→ DOCUMENTO DE ORIGEN:
========================================================================
La familia fue retenida durante más de 24 horas en migraciones y forzada a regresar a su país. Un abogado argentino llegó a presentar un habeas corpus.
Una familia de cinco palestinos vivió en carne propia las consecuencias de la decisión de copiar el modelo migratorio de Trump y del alineamiento de Milei con Estados Unidos e Israel en el conflicto en Medio Oriente. Llegaron a Ezeiza para pasar unos días de vacaciones con toda su documentación en orden, con visas emitidas por la propia embajada argentina en Tel Aviv, carta de invitación, certificados de buena conducta, seguro médico, reserva de hoteles y pasajes de regreso… pero terminaron viviendo un calvario: estuvieron retenidos más de 24 horas y fueron sometidos a todo tipo de vejaciones por los funcionarios de migraciones.
Luego los hicieron firmar un papel engañados y los deportaron como si fuesen terroristas. En diálogo con Página/12, denunciaron que se violaron sus derechos humanos y hablaron de “detención ilegal, trato degradante y deportación forzada por parte de las autoridades migratorias argentinas”.
Se trata de una familia de empresarios palestinos cristianos residentes en Belén, de apellido Abu Farha, dedicados al turismo en Tierra Santa. Su deseo fue pasar unos días en Argentina entre el 16 y el 25 de junio, tal como indicaba su itinerario.
========================================================================
→ LISTA DE TAREAS:
1. Transcribe del artículo sobre la familia palestina el pasaje entre "La familia fue" y "funcionarios de migraciones.", ambos incluidos.
2. Según el artículo sobre la familia palestina, ¿entre qué fechas planeaba la familia estar en Argentina?
3. Escribe la continuación del artículo sobre la familia palestina a partir de su última oración.
Los datos son un material aparte del artículo sobre la familia palestina.

→ CONJUNTO DE DATOS:
========================================================================
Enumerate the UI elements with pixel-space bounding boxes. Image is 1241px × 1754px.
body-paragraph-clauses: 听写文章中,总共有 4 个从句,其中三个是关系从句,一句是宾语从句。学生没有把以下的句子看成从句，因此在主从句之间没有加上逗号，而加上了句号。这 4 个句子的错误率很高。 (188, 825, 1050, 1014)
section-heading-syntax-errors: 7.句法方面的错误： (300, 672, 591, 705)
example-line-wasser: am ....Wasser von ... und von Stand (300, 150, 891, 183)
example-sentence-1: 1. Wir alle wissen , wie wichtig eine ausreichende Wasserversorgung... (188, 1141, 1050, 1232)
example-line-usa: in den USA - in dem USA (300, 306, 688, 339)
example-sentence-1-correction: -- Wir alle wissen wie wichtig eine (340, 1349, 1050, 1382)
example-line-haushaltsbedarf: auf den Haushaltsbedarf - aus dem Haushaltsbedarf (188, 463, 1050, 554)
========================================================================
→ PROBLEMAS RESUELTOS:
1.
La familia fue retenida durante más de 24 horas en migraciones y forzada a regresar a su país. Un abogado argentino llegó a presentar un habeas corpus.
Una familia de cinco palestinos vivió en carne propia las consecuencias de la decisión de copiar el modelo migratorio de Trump y del alineamiento de Milei con Estados Unidos e Israel en el conflicto en Medio Oriente. Llegaron a Ezeiza para pasar unos días de vacaciones con toda su documentación en orden, con visas emitidas por la propia embajada argentina en Tel Aviv, carta de invitación, certificados de buena conducta, seguro médico, reserva de hoteles y pasajes de regreso… pero terminaron viviendo un calvario: estuvieron retenidos más de 24 horas y fueron sometidos a todo tipo de vejaciones por los funcionarios de migraciones.

2. Entre el 16 y el 25 de junio.

3.
El día de su llegada, sus socios del rubro en el país, otros operadores turísticos con los que tienen vínculos de amistad, los estaban esperando para recibirlos y, alarmados por el paso de las horas sin novedades, contactaron una abogada que fue a Ezeiza. Esa abogada intentó tomar contacto con los cinco palestinos para constituirse en su asesora legal, pero se lo negaron.
Ante esto, otro letrado, el Dr. Uriel Biondi, presentó un hábeas corpus cuando ya llevaban 16 horas retenidos en Ezeiza sin ningún tipo de explicación. El personal de Migraciones sólo les permitió hablar con diplomáticos palestinos.
“Lo que pasó fue increíble. Vivimos un infierno y no sé por qué pasó todo esto. Todo fue ilegal”, se lamentó Sandy Bassam Hanna Abu Farha, una de las hijas de la familia, a Página/12.